* **AIM OF THE TASK**: Each line containing the word "фамилия" must be collected.

* **MATERIALS PROVIDED**:
--------------------------------------------------
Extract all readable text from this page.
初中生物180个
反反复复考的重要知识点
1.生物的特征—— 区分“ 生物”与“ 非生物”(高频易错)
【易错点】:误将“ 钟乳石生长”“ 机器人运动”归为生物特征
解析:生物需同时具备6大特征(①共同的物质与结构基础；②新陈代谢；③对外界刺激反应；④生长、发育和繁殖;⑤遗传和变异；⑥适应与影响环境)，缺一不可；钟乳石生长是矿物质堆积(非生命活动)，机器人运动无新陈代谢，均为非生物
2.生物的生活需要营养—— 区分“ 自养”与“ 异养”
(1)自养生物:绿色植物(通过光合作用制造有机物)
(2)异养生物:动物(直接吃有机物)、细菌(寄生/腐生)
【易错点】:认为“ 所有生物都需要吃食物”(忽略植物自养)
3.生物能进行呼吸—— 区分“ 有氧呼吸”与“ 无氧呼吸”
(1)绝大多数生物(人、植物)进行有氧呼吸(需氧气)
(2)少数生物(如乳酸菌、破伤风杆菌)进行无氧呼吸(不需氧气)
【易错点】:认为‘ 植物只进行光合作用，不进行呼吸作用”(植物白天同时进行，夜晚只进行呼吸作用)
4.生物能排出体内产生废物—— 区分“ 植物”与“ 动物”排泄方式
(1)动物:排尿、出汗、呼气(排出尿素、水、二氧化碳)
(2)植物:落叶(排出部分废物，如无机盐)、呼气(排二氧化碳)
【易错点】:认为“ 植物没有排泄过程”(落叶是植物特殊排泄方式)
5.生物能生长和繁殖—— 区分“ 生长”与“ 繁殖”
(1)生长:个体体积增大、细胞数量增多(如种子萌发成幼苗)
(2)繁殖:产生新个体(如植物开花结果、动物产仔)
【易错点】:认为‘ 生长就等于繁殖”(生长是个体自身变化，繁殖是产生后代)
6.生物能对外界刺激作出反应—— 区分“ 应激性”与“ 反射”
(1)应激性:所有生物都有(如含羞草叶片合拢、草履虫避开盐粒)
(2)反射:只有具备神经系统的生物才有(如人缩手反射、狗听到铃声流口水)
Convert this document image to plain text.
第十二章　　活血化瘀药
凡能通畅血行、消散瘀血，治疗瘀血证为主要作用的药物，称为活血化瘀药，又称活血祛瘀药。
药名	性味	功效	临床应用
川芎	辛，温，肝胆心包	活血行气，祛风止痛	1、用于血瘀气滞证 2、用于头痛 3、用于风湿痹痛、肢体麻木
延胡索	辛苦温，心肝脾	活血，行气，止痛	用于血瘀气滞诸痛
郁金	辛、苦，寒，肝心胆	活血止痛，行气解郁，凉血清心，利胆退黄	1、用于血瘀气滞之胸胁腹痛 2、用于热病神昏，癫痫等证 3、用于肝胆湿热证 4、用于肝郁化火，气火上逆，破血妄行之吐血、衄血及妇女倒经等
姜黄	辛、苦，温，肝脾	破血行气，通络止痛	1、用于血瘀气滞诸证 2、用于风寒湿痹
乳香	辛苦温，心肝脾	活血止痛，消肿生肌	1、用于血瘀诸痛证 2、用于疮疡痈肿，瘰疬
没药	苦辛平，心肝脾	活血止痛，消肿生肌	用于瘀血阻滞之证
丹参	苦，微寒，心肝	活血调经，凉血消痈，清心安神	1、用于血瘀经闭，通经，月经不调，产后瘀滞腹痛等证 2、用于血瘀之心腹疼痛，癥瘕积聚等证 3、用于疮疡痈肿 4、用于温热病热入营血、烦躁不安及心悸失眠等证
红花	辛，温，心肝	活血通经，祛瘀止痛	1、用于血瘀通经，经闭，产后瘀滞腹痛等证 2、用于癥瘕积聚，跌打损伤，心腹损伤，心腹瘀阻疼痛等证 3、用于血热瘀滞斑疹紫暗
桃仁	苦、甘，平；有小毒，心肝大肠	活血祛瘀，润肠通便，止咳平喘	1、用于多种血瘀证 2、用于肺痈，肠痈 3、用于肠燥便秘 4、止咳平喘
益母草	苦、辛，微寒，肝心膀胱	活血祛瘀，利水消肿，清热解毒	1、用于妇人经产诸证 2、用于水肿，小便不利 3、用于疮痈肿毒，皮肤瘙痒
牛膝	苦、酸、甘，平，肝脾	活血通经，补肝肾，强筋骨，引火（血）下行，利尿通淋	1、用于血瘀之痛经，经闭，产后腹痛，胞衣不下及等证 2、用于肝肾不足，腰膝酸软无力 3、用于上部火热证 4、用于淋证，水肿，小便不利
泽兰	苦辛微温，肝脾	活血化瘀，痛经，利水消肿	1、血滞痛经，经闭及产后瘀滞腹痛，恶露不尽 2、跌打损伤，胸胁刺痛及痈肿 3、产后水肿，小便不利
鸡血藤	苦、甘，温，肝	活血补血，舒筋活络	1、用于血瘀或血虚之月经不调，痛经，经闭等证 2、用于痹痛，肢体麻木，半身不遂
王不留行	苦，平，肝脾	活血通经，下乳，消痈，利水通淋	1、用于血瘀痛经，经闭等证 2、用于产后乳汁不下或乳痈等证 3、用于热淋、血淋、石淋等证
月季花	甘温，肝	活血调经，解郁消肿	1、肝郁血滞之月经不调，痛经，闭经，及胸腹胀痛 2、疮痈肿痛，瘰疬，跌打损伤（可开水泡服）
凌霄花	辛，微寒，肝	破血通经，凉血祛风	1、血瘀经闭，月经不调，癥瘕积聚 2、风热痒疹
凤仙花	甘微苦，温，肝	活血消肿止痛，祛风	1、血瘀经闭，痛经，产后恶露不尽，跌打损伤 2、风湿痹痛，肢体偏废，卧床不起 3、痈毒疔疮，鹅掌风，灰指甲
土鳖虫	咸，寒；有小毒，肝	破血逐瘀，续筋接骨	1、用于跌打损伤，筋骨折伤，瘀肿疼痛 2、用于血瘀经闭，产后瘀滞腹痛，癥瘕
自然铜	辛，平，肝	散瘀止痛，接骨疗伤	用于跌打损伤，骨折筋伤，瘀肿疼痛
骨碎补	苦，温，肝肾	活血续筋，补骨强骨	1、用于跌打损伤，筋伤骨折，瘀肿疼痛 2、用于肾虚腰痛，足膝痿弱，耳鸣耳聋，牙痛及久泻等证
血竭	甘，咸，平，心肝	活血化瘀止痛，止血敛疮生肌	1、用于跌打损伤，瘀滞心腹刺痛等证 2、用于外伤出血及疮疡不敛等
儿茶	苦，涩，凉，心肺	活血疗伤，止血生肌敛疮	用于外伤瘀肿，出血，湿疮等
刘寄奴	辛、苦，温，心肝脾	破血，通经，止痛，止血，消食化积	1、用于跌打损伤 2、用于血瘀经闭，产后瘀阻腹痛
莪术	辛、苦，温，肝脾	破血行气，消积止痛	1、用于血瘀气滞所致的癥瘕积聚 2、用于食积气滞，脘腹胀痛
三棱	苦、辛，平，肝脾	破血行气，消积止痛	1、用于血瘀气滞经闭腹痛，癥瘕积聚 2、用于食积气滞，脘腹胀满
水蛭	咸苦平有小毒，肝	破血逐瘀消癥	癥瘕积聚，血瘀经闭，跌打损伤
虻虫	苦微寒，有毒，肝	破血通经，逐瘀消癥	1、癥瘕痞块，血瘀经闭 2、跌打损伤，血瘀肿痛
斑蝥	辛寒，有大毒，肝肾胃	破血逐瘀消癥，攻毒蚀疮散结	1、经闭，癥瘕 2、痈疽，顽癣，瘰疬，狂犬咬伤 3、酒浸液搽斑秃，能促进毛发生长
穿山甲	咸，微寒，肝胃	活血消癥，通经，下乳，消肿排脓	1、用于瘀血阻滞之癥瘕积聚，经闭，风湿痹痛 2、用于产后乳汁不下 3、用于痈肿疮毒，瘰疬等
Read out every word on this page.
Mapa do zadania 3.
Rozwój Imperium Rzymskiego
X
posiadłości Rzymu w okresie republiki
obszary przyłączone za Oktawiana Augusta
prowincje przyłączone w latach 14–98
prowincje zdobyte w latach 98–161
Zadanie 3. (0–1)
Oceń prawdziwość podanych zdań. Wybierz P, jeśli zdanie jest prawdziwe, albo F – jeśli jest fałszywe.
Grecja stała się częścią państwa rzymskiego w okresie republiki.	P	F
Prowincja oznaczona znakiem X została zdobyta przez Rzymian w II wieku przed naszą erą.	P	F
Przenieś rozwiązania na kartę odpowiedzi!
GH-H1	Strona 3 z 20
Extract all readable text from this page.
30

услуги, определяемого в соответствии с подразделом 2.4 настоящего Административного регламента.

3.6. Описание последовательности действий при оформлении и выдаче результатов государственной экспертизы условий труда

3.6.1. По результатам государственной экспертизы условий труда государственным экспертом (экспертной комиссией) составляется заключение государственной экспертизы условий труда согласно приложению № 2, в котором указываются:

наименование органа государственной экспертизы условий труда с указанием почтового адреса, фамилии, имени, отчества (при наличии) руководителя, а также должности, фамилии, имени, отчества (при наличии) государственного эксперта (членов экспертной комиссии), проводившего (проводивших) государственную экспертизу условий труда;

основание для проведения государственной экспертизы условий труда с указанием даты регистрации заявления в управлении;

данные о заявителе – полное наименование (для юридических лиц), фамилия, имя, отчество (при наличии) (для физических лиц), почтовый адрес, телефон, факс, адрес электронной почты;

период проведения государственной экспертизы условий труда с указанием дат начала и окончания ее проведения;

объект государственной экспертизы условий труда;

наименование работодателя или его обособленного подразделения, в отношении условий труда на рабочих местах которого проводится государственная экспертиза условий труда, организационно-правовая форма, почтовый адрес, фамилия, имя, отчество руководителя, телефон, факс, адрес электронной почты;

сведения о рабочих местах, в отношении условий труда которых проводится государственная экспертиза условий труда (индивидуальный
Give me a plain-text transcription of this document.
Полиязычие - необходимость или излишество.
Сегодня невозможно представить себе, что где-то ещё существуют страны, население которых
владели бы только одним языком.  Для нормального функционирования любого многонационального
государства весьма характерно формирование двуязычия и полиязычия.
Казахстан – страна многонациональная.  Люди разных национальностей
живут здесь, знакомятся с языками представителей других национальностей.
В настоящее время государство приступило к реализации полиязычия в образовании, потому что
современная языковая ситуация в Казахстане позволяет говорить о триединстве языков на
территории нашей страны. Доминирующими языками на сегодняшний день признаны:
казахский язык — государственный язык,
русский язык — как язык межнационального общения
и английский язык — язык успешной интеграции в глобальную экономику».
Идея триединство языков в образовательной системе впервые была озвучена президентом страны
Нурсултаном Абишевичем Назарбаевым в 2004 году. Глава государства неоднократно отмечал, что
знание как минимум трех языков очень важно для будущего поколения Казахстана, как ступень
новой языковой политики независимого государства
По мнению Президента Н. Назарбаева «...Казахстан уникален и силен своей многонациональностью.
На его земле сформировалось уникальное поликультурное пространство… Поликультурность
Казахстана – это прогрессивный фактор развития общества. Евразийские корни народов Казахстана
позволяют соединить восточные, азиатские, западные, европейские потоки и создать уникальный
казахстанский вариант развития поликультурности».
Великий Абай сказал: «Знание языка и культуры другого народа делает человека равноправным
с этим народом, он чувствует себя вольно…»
--------------------------------------------------
* **FINAL RESULT**:
данные о заявителе – полное наименование (для юридических лиц), фамилия, имя, отчество (при наличии) (для физических лиц), почтовый адрес, телефон, факс, адрес электронной почты;
наименование работодателя или его обособленного подразделения, в отношении условий труда на рабочих местах которого проводится государственная экспертиза условий труда, организационно-правовая форма, почтовый адрес, фамилия, имя, отчество руководителя, телефон, факс, адрес электронной почты;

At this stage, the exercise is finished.